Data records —
------

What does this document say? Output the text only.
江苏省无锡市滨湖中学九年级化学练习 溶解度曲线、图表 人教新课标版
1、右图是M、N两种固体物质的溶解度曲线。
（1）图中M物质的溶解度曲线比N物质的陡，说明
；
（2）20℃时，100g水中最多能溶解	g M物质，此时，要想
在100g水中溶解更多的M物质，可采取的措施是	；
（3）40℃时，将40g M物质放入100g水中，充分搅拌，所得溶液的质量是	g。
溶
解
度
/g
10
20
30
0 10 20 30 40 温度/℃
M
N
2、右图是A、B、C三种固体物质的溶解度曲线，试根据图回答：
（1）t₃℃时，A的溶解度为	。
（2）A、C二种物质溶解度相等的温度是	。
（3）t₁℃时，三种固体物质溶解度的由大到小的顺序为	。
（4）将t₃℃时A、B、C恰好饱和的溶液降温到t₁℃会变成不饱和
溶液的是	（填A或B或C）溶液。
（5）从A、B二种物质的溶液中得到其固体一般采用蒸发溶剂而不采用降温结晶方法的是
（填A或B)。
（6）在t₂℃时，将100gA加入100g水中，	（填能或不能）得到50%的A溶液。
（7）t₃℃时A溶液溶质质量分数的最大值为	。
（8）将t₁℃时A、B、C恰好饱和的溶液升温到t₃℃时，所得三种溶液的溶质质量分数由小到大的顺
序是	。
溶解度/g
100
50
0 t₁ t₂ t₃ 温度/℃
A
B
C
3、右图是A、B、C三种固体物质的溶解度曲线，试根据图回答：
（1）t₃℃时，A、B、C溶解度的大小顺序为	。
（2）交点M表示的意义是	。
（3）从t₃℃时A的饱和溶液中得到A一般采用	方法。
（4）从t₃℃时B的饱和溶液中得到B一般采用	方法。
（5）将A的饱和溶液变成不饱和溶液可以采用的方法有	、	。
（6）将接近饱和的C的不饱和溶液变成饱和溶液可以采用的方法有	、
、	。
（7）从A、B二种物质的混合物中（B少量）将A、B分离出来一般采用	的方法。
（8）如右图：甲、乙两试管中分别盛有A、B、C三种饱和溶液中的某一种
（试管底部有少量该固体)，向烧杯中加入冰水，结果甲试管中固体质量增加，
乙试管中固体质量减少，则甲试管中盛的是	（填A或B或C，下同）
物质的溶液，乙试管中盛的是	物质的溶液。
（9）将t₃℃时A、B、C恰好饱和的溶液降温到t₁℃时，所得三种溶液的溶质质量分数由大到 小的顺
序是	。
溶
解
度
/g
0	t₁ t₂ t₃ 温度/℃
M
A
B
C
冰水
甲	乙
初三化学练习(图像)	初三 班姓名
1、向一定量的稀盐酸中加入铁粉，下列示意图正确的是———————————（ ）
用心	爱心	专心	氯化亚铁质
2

------

WORK REQUIRED — Reproduce the listing above word for word.

TASK ANSWER —
What does this document say? Output the text only.
江苏省无锡市滨湖中学九年级化学练习 溶解度曲线、图表 人教新课标版
1、右图是M、N两种固体物质的溶解度曲线。
（1）图中M物质的溶解度曲线比N物质的陡，说明
；
（2）20℃时，100g水中最多能溶解	g M物质，此时，要想
在100g水中溶解更多的M物质，可采取的措施是	；
（3）40℃时，将40g M物质放入100g水中，充分搅拌，所得溶液的质量是	g。
溶
解
度
/g
10
20
30
0 10 20 30 40 温度/℃
M
N
2、右图是A、B、C三种固体物质的溶解度曲线，试根据图回答：
（1）t₃℃时，A的溶解度为	。
（2）A、C二种物质溶解度相等的温度是	。
（3）t₁℃时，三种固体物质溶解度的由大到小的顺序为	。
（4）将t₃℃时A、B、C恰好饱和的溶液降温到t₁℃会变成不饱和
溶液的是	（填A或B或C）溶液。
（5）从A、B二种物质的溶液中得到其固体一般采用蒸发溶剂而不采用降温结晶方法的是
（填A或B)。
（6）在t₂℃时，将100gA加入100g水中，	（填能或不能）得到50%的A溶液。
（7）t₃℃时A溶液溶质质量分数的最大值为	。
（8）将t₁℃时A、B、C恰好饱和的溶液升温到t₃℃时，所得三种溶液的溶质质量分数由小到大的顺
序是	。
溶解度/g
100
50
0 t₁ t₂ t₃ 温度/℃
A
B
C
3、右图是A、B、C三种固体物质的溶解度曲线，试根据图回答：
（1）t₃℃时，A、B、C溶解度的大小顺序为	。
（2）交点M表示的意义是	。
（3）从t₃℃时A的饱和溶液中得到A一般采用	方法。
（4）从t₃℃时B的饱和溶液中得到B一般采用	方法。
（5）将A的饱和溶液变成不饱和溶液可以采用的方法有	、	。
（6）将接近饱和的C的不饱和溶液变成饱和溶液可以采用的方法有	、
、	。
（7）从A、B二种物质的混合物中（B少量）将A、B分离出来一般采用	的方法。
（8）如右图：甲、乙两试管中分别盛有A、B、C三种饱和溶液中的某一种
（试管底部有少量该固体)，向烧杯中加入冰水，结果甲试管中固体质量增加，
乙试管中固体质量减少，则甲试管中盛的是	（填A或B或C，下同）
物质的溶液，乙试管中盛的是	物质的溶液。
（9）将t₃℃时A、B、C恰好饱和的溶液降温到t₁℃时，所得三种溶液的溶质质量分数由大到 小的顺
序是	。
溶
解
度
/g
0	t₁ t₂ t₃ 温度/℃
M
A
B
C
冰水
甲	乙
初三化学练习(图像)	初三 班姓名
1、向一定量的稀盐酸中加入铁粉，下列示意图正确的是———————————（ ）
用心	爱心	专心	氯化亚铁质
2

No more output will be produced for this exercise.